» **What is being asked**
Filter the lines below, copying only those with the string "module".

» **Data for this task**
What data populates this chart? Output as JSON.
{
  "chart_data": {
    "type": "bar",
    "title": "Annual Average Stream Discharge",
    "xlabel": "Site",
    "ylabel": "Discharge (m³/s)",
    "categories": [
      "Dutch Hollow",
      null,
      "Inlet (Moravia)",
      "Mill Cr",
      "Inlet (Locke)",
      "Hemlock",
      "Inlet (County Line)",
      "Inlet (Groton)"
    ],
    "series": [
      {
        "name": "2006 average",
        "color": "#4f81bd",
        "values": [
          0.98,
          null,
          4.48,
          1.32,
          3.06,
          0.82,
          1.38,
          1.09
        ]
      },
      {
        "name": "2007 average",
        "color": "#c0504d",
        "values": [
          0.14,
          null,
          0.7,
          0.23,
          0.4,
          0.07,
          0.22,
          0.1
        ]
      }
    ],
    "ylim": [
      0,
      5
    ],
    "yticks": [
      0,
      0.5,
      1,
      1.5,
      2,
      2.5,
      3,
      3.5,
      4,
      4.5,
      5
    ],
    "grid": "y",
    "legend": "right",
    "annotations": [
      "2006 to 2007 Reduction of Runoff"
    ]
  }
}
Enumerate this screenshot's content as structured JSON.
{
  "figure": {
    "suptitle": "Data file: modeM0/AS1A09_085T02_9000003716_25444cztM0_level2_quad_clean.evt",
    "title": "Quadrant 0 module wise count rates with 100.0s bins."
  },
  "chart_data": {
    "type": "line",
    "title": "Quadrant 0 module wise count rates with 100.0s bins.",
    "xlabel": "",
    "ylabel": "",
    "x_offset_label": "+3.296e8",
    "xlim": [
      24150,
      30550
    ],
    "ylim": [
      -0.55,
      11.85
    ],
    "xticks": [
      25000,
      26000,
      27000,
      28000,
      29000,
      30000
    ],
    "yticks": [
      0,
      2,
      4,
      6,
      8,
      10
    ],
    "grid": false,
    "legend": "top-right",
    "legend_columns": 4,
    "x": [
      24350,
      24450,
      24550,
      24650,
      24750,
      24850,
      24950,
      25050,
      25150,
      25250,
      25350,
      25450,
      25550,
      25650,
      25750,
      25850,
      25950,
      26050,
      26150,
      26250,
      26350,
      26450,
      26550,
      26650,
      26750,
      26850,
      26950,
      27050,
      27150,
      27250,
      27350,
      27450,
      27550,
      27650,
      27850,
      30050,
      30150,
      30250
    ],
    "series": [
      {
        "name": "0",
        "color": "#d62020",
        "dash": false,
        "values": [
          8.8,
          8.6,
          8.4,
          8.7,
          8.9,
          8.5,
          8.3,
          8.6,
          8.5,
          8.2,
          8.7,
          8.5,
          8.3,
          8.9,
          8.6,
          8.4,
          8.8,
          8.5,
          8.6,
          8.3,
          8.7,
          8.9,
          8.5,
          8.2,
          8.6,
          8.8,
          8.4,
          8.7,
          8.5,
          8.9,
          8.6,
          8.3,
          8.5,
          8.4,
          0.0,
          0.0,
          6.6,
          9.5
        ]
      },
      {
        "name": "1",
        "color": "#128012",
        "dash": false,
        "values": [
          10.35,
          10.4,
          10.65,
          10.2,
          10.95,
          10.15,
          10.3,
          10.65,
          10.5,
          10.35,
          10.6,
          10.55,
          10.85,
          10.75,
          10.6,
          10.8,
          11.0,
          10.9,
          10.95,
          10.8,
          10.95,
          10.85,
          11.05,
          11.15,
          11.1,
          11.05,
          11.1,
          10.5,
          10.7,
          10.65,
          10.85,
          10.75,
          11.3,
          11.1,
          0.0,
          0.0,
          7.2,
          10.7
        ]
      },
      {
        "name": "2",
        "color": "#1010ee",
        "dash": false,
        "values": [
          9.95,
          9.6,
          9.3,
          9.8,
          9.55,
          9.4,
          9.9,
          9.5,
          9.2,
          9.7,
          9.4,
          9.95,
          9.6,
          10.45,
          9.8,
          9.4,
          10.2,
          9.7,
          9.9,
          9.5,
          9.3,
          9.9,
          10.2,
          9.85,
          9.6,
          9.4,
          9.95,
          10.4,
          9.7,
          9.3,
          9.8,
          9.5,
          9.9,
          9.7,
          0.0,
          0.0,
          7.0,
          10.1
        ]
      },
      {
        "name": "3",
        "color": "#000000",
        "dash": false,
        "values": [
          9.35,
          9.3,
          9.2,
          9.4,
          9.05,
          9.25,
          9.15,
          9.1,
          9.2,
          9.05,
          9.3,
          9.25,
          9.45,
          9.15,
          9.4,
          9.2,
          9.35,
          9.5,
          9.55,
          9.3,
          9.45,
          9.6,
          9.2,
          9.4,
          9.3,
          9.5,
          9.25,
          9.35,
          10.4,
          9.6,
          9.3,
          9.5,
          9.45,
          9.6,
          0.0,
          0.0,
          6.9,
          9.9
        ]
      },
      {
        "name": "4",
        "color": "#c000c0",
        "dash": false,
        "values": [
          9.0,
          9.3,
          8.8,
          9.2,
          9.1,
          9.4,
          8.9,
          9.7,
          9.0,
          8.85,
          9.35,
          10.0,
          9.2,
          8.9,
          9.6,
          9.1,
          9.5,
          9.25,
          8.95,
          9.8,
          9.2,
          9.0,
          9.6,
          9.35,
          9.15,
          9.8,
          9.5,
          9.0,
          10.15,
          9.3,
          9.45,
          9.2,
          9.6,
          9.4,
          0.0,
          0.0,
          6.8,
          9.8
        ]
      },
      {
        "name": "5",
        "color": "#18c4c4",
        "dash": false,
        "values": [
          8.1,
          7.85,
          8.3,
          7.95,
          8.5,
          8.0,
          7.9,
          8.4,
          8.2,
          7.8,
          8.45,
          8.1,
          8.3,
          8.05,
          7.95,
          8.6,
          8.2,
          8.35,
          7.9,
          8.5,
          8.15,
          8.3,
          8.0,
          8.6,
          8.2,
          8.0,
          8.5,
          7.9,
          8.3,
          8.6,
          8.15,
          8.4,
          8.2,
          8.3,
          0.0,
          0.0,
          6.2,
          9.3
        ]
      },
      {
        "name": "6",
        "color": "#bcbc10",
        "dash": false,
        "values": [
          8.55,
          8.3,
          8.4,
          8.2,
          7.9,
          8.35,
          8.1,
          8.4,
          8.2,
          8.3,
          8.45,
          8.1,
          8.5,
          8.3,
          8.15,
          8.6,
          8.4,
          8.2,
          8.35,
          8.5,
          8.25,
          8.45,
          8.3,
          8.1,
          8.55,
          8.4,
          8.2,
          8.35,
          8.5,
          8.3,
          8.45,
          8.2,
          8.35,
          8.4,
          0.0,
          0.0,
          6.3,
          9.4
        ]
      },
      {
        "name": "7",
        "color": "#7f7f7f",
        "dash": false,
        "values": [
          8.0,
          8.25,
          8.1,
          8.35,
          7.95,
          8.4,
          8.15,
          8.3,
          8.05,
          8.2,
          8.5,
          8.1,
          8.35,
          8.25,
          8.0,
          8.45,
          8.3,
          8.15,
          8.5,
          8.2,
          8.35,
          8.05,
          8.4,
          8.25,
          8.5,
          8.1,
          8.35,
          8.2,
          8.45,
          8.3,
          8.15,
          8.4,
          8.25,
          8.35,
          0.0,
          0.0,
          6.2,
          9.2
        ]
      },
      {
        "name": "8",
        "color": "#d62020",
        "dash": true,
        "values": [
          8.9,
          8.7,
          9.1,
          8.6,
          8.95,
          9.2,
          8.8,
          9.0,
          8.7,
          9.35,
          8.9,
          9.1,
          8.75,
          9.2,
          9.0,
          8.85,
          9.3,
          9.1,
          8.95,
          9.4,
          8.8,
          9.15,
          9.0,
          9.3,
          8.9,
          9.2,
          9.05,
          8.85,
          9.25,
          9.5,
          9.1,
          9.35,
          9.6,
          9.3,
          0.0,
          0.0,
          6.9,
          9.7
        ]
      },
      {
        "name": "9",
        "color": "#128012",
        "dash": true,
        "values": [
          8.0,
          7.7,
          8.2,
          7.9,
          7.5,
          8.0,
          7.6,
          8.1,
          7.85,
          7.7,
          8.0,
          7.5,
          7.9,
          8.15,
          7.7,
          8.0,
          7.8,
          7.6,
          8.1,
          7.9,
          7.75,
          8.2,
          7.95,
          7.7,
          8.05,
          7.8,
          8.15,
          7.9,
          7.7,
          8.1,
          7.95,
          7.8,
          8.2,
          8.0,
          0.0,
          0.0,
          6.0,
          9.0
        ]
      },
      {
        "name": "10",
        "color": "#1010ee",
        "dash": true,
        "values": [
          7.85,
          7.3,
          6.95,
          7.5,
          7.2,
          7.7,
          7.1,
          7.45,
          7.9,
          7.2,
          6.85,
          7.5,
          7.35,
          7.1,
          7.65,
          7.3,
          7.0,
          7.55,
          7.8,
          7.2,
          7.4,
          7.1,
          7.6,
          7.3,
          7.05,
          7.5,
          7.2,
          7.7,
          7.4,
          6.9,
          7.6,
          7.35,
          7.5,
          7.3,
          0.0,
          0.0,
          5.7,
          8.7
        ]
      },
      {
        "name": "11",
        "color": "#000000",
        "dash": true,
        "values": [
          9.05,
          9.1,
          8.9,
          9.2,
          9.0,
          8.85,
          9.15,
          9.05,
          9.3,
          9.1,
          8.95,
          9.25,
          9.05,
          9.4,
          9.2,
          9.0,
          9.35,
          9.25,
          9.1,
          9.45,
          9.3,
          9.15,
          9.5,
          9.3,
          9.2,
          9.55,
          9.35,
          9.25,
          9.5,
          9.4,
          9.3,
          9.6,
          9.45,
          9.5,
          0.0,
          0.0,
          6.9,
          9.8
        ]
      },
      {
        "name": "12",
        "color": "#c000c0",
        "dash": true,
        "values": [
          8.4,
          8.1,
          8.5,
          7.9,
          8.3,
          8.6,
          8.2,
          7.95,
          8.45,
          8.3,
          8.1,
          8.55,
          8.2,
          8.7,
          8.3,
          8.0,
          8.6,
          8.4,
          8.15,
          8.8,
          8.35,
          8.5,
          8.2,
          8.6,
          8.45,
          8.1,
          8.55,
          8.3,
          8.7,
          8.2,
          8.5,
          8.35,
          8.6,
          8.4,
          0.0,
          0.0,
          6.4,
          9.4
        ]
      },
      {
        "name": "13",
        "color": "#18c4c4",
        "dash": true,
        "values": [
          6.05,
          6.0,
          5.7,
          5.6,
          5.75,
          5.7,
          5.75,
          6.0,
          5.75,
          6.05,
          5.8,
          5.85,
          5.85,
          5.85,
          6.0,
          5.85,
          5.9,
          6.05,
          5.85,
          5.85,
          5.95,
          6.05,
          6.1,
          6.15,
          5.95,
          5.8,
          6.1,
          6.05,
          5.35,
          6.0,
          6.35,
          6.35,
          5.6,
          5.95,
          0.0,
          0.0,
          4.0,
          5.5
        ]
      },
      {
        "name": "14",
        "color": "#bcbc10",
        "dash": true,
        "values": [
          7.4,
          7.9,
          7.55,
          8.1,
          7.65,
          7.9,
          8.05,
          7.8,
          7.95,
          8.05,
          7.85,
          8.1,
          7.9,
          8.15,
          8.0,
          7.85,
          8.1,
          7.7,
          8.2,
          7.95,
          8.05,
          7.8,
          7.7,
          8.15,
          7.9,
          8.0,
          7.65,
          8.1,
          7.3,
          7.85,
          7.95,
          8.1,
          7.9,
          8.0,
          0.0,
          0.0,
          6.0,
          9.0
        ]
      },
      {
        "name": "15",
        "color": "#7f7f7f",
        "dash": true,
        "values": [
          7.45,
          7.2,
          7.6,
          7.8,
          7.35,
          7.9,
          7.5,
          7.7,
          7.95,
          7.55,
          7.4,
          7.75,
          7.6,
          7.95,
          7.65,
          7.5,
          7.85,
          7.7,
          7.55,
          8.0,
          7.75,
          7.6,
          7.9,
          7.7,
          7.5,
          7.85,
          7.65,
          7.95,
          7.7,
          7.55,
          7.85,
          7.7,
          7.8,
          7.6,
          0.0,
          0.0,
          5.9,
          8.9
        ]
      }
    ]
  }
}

» **Result**
    "title": "Quadrant 0 module wise count rates with 100.0s bins."
    "title": "Quadrant 0 module wise count rates with 100.0s bins.",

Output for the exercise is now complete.